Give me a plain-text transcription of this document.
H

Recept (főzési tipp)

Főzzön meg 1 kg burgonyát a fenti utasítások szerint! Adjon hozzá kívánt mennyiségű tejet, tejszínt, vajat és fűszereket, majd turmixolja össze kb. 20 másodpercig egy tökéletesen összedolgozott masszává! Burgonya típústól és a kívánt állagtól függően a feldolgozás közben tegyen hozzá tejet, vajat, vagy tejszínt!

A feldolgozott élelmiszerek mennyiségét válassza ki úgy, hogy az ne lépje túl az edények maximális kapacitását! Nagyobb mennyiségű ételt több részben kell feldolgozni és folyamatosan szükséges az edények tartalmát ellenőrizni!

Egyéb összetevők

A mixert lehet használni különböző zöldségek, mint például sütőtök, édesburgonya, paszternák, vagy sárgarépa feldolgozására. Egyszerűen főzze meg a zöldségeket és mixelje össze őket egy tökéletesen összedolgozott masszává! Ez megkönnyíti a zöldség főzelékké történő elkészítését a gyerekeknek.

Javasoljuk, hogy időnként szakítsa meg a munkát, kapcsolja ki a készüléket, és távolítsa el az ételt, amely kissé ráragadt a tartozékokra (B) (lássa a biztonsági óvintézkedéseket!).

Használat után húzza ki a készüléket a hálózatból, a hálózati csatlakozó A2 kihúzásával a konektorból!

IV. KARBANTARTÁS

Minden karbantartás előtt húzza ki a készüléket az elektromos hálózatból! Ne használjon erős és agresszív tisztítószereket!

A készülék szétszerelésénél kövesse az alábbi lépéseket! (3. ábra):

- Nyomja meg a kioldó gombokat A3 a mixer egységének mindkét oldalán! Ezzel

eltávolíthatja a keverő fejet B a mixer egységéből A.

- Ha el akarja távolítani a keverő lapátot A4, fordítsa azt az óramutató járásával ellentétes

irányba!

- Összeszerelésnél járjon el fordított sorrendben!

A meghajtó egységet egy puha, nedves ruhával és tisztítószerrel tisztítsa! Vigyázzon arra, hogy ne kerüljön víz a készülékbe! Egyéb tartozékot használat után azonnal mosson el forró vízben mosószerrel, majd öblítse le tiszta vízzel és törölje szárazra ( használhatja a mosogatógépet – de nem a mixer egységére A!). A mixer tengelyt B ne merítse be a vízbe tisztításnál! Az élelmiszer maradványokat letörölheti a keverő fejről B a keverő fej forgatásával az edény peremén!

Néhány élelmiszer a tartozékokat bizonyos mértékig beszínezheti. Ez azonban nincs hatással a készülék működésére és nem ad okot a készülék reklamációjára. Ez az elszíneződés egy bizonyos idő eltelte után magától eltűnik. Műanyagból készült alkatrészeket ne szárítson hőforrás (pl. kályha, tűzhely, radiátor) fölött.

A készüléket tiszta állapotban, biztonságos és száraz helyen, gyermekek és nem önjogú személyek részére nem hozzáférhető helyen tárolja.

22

*****

## SHORT EXERCISE
Return all of the data exactly as it reads.

## WORKED ANSWER
Give me a plain-text transcription of this document.
H

Recept (főzési tipp)

Főzzön meg 1 kg burgonyát a fenti utasítások szerint! Adjon hozzá kívánt mennyiségű tejet, tejszínt, vajat és fűszereket, majd turmixolja össze kb. 20 másodpercig egy tökéletesen összedolgozott masszává! Burgonya típústól és a kívánt állagtól függően a feldolgozás közben tegyen hozzá tejet, vajat, vagy tejszínt!

A feldolgozott élelmiszerek mennyiségét válassza ki úgy, hogy az ne lépje túl az edények maximális kapacitását! Nagyobb mennyiségű ételt több részben kell feldolgozni és folyamatosan szükséges az edények tartalmát ellenőrizni!

Egyéb összetevők

A mixert lehet használni különböző zöldségek, mint például sütőtök, édesburgonya, paszternák, vagy sárgarépa feldolgozására. Egyszerűen főzze meg a zöldségeket és mixelje össze őket egy tökéletesen összedolgozott masszává! Ez megkönnyíti a zöldség főzelékké történő elkészítését a gyerekeknek.

Javasoljuk, hogy időnként szakítsa meg a munkát, kapcsolja ki a készüléket, és távolítsa el az ételt, amely kissé ráragadt a tartozékokra (B) (lássa a biztonsági óvintézkedéseket!).

Használat után húzza ki a készüléket a hálózatból, a hálózati csatlakozó A2 kihúzásával a konektorból!

IV. KARBANTARTÁS

Minden karbantartás előtt húzza ki a készüléket az elektromos hálózatból! Ne használjon erős és agresszív tisztítószereket!

A készülék szétszerelésénél kövesse az alábbi lépéseket! (3. ábra):

- Nyomja meg a kioldó gombokat A3 a mixer egységének mindkét oldalán! Ezzel

eltávolíthatja a keverő fejet B a mixer egységéből A.

- Ha el akarja távolítani a keverő lapátot A4, fordítsa azt az óramutató járásával ellentétes

irányba!

- Összeszerelésnél járjon el fordított sorrendben!

A meghajtó egységet egy puha, nedves ruhával és tisztítószerrel tisztítsa! Vigyázzon arra, hogy ne kerüljön víz a készülékbe! Egyéb tartozékot használat után azonnal mosson el forró vízben mosószerrel, majd öblítse le tiszta vízzel és törölje szárazra ( használhatja a mosogatógépet – de nem a mixer egységére A!). A mixer tengelyt B ne merítse be a vízbe tisztításnál! Az élelmiszer maradványokat letörölheti a keverő fejről B a keverő fej forgatásával az edény peremén!

Néhány élelmiszer a tartozékokat bizonyos mértékig beszínezheti. Ez azonban nincs hatással a készülék működésére és nem ad okot a készülék reklamációjára. Ez az elszíneződés egy bizonyos idő eltelte után magától eltűnik. Műanyagból készült alkatrészeket ne szárítson hőforrás (pl. kályha, tűzhely, radiátor) fölött.

A készüléket tiszta állapotban, biztonságos és száraz helyen, gyermekek és nem önjogú személyek részére nem hozzáférhető helyen tárolja.

22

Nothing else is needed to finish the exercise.